··· Material for the task ···

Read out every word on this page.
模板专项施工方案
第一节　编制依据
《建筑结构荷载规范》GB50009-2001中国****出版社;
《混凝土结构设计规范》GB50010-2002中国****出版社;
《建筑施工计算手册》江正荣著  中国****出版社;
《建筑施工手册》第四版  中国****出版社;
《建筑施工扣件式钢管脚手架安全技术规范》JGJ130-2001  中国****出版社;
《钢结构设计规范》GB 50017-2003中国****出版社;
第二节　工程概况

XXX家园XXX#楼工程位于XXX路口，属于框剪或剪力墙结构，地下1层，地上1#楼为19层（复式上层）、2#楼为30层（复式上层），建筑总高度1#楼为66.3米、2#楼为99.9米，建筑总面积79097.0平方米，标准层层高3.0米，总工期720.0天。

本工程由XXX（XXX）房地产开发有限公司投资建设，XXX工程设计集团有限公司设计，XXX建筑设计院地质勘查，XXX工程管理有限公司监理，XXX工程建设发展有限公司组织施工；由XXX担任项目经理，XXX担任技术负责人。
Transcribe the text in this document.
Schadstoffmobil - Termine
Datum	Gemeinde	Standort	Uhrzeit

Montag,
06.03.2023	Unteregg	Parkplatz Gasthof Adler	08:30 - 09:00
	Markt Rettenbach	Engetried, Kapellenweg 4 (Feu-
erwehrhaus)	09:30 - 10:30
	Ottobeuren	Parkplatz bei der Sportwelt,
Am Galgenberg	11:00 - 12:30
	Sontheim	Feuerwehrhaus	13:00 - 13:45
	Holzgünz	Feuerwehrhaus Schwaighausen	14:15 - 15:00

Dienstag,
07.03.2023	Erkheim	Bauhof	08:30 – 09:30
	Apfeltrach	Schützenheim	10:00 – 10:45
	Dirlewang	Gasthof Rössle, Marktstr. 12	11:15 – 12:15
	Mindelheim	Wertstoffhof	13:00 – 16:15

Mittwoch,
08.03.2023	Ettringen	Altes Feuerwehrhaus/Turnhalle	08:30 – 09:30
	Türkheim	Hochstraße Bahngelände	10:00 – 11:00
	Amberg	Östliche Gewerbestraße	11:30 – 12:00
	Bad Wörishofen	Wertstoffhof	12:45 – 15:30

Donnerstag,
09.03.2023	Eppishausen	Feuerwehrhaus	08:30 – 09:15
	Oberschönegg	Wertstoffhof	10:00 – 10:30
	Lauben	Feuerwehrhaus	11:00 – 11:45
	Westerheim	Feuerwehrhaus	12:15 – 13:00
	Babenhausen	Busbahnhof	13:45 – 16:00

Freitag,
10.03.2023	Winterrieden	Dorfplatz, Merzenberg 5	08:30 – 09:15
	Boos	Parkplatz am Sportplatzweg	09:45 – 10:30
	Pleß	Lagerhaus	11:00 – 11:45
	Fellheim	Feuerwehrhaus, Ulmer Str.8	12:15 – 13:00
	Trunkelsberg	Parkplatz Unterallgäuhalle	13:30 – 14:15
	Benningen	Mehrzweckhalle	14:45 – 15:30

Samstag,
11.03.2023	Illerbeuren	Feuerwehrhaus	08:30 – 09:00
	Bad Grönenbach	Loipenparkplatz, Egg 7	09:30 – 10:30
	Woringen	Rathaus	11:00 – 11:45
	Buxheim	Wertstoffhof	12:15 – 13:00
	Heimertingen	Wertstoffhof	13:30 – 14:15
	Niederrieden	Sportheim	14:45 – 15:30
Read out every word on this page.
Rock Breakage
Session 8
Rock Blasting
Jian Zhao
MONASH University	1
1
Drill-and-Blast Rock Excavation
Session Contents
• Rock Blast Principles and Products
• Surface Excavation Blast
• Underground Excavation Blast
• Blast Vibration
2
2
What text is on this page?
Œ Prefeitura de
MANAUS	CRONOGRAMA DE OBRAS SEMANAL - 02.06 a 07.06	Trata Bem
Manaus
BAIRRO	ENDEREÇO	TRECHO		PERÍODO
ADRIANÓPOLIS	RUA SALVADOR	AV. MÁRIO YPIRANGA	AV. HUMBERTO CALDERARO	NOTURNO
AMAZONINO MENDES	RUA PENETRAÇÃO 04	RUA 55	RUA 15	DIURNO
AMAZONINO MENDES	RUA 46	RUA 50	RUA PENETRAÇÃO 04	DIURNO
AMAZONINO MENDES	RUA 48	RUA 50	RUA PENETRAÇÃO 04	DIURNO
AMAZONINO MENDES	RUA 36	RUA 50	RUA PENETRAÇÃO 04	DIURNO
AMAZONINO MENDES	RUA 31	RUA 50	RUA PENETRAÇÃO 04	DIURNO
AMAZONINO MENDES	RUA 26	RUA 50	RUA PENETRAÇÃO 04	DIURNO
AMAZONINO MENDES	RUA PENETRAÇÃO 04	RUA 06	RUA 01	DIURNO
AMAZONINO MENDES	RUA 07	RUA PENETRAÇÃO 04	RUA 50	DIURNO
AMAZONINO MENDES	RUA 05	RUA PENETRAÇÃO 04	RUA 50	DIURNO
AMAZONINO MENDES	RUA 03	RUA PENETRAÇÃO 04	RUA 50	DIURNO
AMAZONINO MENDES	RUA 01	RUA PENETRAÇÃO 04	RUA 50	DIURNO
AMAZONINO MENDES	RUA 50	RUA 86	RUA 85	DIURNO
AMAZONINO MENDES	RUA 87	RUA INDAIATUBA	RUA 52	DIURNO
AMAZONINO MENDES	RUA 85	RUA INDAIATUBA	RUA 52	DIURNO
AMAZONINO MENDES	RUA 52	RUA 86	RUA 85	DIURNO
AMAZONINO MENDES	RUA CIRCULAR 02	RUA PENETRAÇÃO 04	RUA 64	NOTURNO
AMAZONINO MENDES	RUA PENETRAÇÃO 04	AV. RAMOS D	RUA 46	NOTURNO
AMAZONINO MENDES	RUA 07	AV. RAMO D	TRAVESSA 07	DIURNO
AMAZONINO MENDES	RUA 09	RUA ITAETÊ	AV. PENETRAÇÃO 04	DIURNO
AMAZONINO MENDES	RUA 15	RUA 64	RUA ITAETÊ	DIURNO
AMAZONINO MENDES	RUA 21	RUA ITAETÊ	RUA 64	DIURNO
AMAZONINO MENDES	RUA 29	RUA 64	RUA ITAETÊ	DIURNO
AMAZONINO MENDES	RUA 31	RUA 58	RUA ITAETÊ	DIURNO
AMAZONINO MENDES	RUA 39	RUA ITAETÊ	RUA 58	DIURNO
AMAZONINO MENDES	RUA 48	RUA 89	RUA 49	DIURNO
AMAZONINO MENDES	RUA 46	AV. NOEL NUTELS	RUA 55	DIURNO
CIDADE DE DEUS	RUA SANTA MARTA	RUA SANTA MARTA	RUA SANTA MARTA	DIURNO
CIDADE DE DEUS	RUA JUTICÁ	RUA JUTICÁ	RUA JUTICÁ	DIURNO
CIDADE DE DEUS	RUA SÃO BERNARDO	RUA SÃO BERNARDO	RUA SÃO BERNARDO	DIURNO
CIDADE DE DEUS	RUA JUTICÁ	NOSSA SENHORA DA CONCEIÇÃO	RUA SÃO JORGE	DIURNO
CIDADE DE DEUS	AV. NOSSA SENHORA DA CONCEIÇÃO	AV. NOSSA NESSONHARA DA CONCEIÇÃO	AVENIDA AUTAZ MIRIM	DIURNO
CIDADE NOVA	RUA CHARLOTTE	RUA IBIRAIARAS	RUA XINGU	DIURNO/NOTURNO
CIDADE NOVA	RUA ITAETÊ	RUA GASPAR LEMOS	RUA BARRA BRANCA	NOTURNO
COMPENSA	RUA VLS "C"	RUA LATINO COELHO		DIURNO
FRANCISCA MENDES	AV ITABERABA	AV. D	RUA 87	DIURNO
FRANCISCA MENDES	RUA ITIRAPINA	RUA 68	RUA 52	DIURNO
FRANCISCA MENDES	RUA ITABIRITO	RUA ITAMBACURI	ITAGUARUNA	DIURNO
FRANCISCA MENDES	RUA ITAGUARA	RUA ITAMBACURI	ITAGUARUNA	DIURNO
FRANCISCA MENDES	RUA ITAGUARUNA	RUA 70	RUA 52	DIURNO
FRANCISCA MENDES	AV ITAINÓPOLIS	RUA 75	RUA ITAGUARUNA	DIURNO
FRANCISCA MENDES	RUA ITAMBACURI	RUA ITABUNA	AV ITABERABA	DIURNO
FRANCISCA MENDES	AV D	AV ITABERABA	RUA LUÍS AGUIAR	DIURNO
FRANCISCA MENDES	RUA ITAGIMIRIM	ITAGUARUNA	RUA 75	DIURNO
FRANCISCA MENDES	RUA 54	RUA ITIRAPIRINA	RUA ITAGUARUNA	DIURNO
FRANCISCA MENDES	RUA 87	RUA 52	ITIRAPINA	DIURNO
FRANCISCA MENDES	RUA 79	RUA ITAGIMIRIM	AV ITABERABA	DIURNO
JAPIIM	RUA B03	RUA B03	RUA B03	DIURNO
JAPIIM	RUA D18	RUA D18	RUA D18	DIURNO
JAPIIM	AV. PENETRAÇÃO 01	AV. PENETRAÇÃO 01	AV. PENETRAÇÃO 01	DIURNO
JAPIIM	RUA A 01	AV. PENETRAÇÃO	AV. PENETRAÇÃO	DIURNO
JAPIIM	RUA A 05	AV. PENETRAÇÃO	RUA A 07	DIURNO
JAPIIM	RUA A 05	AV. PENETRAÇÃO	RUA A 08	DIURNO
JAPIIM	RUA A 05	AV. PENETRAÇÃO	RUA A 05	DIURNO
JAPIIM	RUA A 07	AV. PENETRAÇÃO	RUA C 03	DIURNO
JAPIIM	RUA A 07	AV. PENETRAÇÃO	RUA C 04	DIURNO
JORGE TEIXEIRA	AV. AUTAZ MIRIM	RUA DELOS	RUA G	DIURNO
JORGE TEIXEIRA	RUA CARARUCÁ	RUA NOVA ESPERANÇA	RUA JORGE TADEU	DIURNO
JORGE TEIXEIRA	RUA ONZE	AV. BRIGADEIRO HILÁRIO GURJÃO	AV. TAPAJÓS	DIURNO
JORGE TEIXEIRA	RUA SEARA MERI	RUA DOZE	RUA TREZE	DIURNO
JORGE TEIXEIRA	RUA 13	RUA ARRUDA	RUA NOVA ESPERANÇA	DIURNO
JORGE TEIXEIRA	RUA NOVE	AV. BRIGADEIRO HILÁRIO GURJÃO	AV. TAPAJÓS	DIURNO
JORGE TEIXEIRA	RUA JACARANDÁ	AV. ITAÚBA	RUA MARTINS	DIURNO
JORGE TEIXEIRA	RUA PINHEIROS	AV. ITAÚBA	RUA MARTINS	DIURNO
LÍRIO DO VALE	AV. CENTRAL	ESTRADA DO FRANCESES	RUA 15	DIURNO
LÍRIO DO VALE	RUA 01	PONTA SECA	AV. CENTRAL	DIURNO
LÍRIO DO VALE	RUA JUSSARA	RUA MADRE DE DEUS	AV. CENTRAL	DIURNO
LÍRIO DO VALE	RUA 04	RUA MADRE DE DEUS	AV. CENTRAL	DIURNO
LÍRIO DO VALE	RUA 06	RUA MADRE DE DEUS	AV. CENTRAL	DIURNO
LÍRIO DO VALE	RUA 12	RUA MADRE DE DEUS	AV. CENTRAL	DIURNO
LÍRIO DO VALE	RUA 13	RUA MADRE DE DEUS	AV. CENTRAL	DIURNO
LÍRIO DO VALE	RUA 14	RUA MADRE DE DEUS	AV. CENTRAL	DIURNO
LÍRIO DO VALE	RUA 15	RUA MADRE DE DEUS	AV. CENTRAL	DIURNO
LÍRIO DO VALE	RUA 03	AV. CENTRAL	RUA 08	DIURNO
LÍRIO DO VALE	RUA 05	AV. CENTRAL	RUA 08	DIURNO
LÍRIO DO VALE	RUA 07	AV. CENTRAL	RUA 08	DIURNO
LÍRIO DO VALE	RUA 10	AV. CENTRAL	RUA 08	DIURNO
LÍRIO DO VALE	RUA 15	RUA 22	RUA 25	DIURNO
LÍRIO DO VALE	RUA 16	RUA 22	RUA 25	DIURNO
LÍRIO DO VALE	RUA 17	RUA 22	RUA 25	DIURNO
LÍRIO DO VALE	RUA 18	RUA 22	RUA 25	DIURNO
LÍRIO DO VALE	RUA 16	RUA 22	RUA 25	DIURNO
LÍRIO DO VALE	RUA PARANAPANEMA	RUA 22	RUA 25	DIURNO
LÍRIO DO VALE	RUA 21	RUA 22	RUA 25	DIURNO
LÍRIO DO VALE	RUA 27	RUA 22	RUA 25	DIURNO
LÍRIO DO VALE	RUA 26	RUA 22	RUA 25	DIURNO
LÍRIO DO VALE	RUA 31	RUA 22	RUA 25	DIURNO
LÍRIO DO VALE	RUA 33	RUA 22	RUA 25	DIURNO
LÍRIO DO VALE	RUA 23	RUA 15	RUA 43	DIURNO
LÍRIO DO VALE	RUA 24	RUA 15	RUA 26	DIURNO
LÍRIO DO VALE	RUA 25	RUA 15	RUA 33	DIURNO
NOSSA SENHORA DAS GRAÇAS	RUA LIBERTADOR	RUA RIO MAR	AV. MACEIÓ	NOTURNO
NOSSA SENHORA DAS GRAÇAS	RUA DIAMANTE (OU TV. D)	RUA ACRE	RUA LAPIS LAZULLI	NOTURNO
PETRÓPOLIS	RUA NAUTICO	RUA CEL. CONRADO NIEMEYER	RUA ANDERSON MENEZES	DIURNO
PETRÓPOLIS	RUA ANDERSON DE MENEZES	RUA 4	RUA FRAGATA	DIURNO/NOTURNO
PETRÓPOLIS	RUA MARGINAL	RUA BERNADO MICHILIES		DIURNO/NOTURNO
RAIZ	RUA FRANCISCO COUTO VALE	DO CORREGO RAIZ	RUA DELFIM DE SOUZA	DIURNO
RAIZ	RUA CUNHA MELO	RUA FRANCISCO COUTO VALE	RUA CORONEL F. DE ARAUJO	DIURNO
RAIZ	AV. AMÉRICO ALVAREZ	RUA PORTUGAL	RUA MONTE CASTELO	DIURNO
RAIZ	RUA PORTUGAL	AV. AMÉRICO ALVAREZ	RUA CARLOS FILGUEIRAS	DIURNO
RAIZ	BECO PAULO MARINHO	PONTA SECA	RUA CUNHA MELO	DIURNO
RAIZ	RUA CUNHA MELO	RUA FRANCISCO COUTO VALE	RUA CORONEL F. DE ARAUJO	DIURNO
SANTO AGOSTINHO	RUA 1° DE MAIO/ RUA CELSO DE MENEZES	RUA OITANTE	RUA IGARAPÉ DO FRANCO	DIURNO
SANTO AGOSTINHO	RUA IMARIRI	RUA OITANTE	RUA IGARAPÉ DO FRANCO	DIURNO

···

▸ **Your goal**
In the listing, find every line with the word "HILÁRIO" and state how many there are, nothing more.

▸ **The solution**
2